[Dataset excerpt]
※ ※ ※
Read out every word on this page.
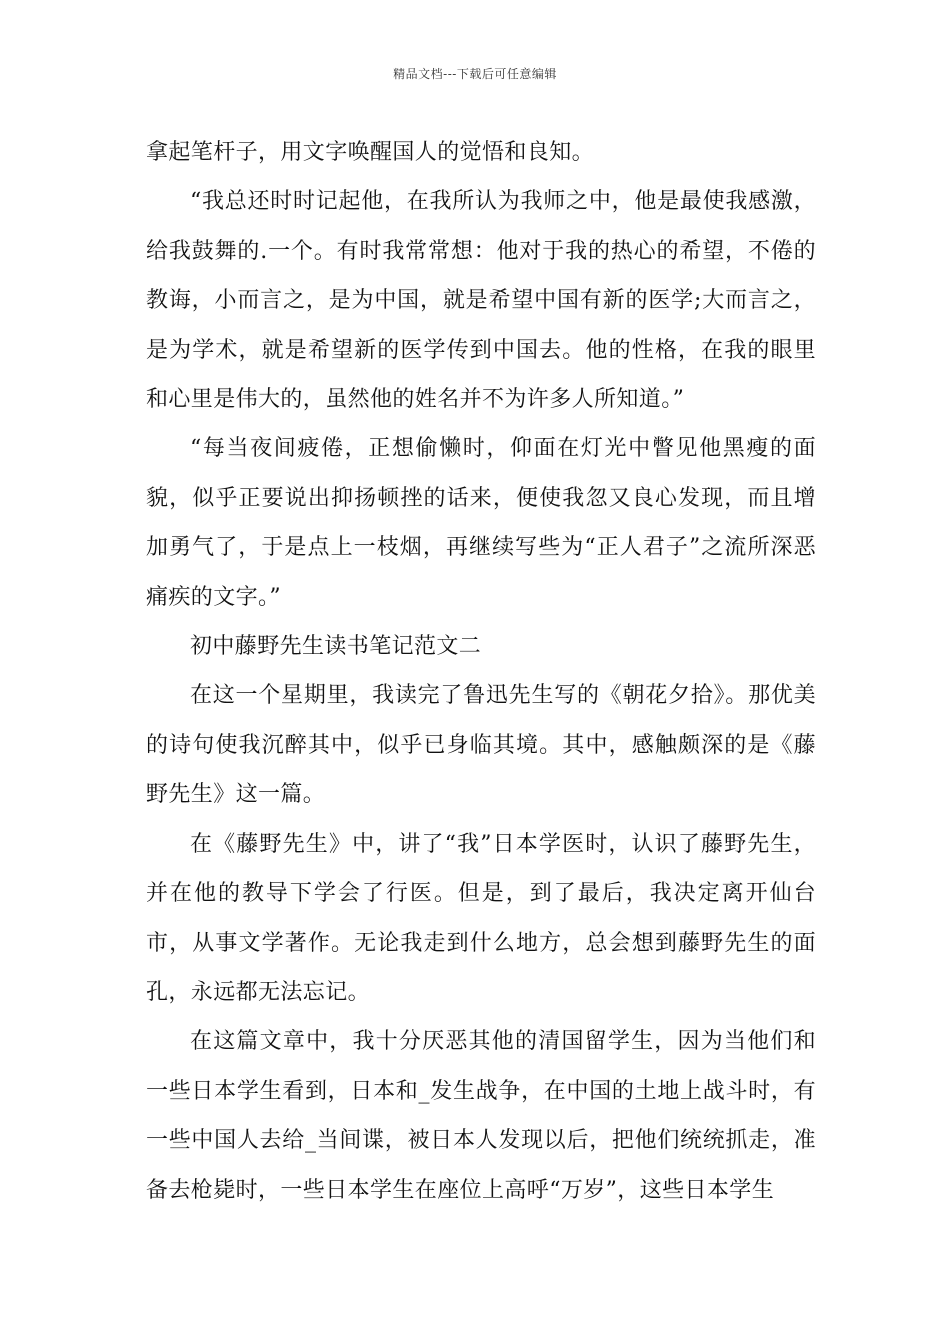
精品文档---下载后可任意编辑

拿起笔杆子，用文字唤醒国人的觉悟和良知。

“我总还时时记起他，在我所认为我师之中，他是最使我感激，给我鼓舞的.一个。有时我常常想：他对于我的热心的希望，不倦的教诲，小而言之，是为中国，就是希望中国有新的医学;大而言之，是为学术，就是希望新的医学传到中国去。他的性格，在我的眼里和心里是伟大的，虽然他的姓名并不为许多人所知道。”

“每当夜间疲倦，正想偷懒时，仰面在灯光中瞥见他黑瘦的面貌，似乎正要说出抑扬顿挫的话来，便使我忽又良心发现，而且增加勇气了，于是点上一枝烟，再继续写些为“正人君子”之流所深恶痛疾的文字。”

初中藤野先生读书笔记范文二

在这一个星期里，我读完了鲁迅先生写的《朝花夕拾》。那优美的诗句使我沉醉其中，似乎已身临其境。其中，感触颇深的是《藤野先生》这一篇。

在《藤野先生》中，讲了“我”日本学医时，认识了藤野先生，并在他的教导下学会了行医。但是，到了最后，我决定离开仙台市，从事文学著作。无论我走到什么地方，总会想到藤野先生的面孔，永远都无法忘记。

在这篇文章中，我十分厌恶其他的清国留学生，因为当他们和一些日本学生看到，日本和_发生战争，在中国的土地上战斗时，有一些中国人去给_当间谍，被日本人发现以后，把他们统统抓走，准备去枪毙时，一些日本学生在座位上高呼“万岁”，这些日本学生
※ ※ ※
→ **Stated problem**:
Go through the entries above and output them exactly, without pictures.

→ **Final result**:
Read out every word on this page.
精品文档---下载后可任意编辑

拿起笔杆子，用文字唤醒国人的觉悟和良知。

“我总还时时记起他，在我所认为我师之中，他是最使我感激，给我鼓舞的.一个。有时我常常想：他对于我的热心的希望，不倦的教诲，小而言之，是为中国，就是希望中国有新的医学;大而言之，是为学术，就是希望新的医学传到中国去。他的性格，在我的眼里和心里是伟大的，虽然他的姓名并不为许多人所知道。”

“每当夜间疲倦，正想偷懒时，仰面在灯光中瞥见他黑瘦的面貌，似乎正要说出抑扬顿挫的话来，便使我忽又良心发现，而且增加勇气了，于是点上一枝烟，再继续写些为“正人君子”之流所深恶痛疾的文字。”

初中藤野先生读书笔记范文二

在这一个星期里，我读完了鲁迅先生写的《朝花夕拾》。那优美的诗句使我沉醉其中，似乎已身临其境。其中，感触颇深的是《藤野先生》这一篇。

在《藤野先生》中，讲了“我”日本学医时，认识了藤野先生，并在他的教导下学会了行医。但是，到了最后，我决定离开仙台市，从事文学著作。无论我走到什么地方，总会想到藤野先生的面孔，永远都无法忘记。

在这篇文章中，我十分厌恶其他的清国留学生，因为当他们和一些日本学生看到，日本和_发生战争，在中国的土地上战斗时，有一些中国人去给_当间谍，被日本人发现以后，把他们统统抓走，准备去枪毙时，一些日本学生在座位上高呼“万岁”，这些日本学生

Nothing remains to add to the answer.